◆ **Goal of the exercise**: Read through the data and report every line in which the word "Bizottsághoz" occurs.

◆ **Rows**:
◇ ◇ ◇ ◇ ◇

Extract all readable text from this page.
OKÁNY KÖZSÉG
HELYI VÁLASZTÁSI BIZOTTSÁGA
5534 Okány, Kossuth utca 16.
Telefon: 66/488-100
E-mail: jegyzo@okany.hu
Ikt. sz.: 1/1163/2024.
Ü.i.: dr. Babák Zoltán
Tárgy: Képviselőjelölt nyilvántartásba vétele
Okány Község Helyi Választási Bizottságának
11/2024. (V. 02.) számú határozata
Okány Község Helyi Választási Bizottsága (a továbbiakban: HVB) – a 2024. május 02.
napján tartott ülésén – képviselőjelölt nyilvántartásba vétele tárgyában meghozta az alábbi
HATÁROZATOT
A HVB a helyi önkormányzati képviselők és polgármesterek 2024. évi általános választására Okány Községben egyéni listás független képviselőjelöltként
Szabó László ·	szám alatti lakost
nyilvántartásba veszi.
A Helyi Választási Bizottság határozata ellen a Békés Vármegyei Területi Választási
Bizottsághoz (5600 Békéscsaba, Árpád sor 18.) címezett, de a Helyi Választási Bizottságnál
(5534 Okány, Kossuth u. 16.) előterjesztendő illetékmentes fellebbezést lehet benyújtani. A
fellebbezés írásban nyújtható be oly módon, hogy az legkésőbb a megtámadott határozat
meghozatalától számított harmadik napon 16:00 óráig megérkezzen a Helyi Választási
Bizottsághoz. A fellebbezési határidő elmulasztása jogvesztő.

◇ ◇ ◇ ◇ ◇

◆ **Full output**:
Bizottsághoz (5600 Békéscsaba, Árpád sor 18.) címezett, de a Helyi Választási Bizottságnál
Bizottsághoz. A fellebbezési határidő elmulasztása jogvesztő.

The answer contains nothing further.